- Exercise text

────────────────

    There should be a But now except one isn’t clearly in view on the horizon and maybe this is the legislature that busts the axles and leaves us wondering how we woke up looking like Mississippi. Totally in view I guess with the recent water issues in Jackson brought on by neglect and indifference of State government.

  • Missing the Register

    A major difference between the Iowa of today and a half-century ago is the absence of the Des Moines Register. In its 500,000 Sunday circulation heyday, the Register was a moderate-to-left influence on Iowa politics, and its voice supported liberals such as Harold Hughes, Dick Clark and John Culver, as well as moderate Republicans such as Robert Ray, Jim Leach and Arthur Neu. Strident right-wingers such as Richard Turner, Bill Scherle and Charles Grassley were scolded to the ideological fringes by the Register’s more moderate voice. A Democrat like Berkley Bedell could be elected to Congress from the same northwest Iowa district that would later send Steve King and Randy Feenstra to Washington. With its statewide circulation, the Register served as an ideological pole for the entire state, and the newspaper used that voice to advance progressive causes. A liberal Democratic governor like Harold Hughes could advance the progressive JfK/LBJ agenda in Iowa, and moderate Republican governor like Robert Ray could support abortion rights and bringing Asian refugees to Iowa knowing the Register would have their backs. But the turn to the hard right by the Republican party in the 1980s coincided with the sale of the Register to corporate owners and its long, slow decline as a force in Iowa politics. The Register’s vastly diminished circulation means that where candidates once vied eagerly for the Register endorsement, today they don’t even both to appear before the paper’s editors. Rural voters who once faithfully read the Register every morning now have an abundance of web sites tailored to their ideological and theological prejudices. We saw the results on Tuesday.

  • Deidre fought the good fight, and with class...

────────────────

- Exercise instructions
Write the next part of the commentary on Iowa politics, starting after its final line. The items that follow come from a separate source.

────────────────

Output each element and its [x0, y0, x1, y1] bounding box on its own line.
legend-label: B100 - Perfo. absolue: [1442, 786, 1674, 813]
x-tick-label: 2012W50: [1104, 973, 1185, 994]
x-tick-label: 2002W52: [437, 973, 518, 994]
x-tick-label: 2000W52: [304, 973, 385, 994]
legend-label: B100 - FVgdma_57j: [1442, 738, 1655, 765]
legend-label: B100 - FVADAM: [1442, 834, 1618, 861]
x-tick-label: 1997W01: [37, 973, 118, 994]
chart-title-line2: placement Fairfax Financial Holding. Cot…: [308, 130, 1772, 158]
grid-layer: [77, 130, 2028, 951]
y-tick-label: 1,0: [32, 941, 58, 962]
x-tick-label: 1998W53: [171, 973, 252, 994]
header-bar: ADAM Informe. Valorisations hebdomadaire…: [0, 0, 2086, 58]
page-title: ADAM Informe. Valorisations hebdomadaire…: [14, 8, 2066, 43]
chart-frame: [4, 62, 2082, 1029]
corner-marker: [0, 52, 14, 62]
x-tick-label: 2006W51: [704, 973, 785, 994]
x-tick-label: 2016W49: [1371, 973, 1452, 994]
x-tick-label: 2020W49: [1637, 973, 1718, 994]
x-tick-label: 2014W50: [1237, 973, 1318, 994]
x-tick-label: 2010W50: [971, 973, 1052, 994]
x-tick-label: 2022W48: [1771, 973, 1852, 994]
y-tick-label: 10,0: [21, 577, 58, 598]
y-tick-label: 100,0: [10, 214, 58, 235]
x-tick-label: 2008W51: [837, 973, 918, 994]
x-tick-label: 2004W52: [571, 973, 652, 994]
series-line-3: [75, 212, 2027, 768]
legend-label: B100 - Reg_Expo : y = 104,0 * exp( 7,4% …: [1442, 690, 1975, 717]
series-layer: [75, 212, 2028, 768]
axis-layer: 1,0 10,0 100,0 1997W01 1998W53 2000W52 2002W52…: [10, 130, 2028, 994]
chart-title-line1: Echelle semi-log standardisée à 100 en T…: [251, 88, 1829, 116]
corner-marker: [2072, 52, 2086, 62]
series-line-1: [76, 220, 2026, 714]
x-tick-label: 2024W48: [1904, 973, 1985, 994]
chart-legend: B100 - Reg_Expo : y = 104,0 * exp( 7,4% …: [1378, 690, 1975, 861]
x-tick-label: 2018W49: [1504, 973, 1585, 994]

────────────────

- Response area
    Maybe next time, that rich guy Fred can come back and ask Deidre to stay on the team. It could work. I don’t mean THAT rich guy Fred. I mean that other rich guy Fred. Hoiberg. He’s already been The Mayor. He should come back and be The Governor.

    He has executive and managerial experience. He’s wildly popular. My Republican mom would have voted for him even if Fred ran as a Democrat. I could conceivably vote for him even if he ran as a Republican. Because he would not say stupid juvenile uninformed classless shit like, “We’re not woke,” — this cycle’s Republican code for saying, “I don’t like black people.” Co-opted from its original meaning.

    A real life example of that original meaning: My sister-in-law, before buying her house, walked the full block and asked every home owner if they would have a problem with her buying that nice house on their block. Why would anyone think it necessary to do that? I’d have never thought of doing that before buying my house. But then I sunburn easily. My sister-in-law does not. That’s a clue. (No one had a problem. It’s all good.)

    Sitting on a sofa on a Thursday afternoon
    Going to the candidates debate
    Laugh about it, shout about it
    When you’ve got to choose
    Every way you look at this, you lose
    Where have you gone, Freddy Hoiberg?
    Your home state turns its lonely eyes to you
    Woo, woo, woo

  • I'll continue fighting for Iowa

    But I no longer expect to remain in Iowa after I retire in 5-7 years. By then the irresponsible tax cuts will have fully cratered the economy and no taxes on retirement income won’t mean a thing if there are no hospitals within a two-hour drive. And that’s not even mentioning the appalling conditions at Iowa nursing homes that the Department of Inspections and Appeals is apparently completely incapable of monitoring or remediating, or the generalized cruelty toward marginalized populations (which affects me even if I don’t belong to any of them because I am a human being and so are they).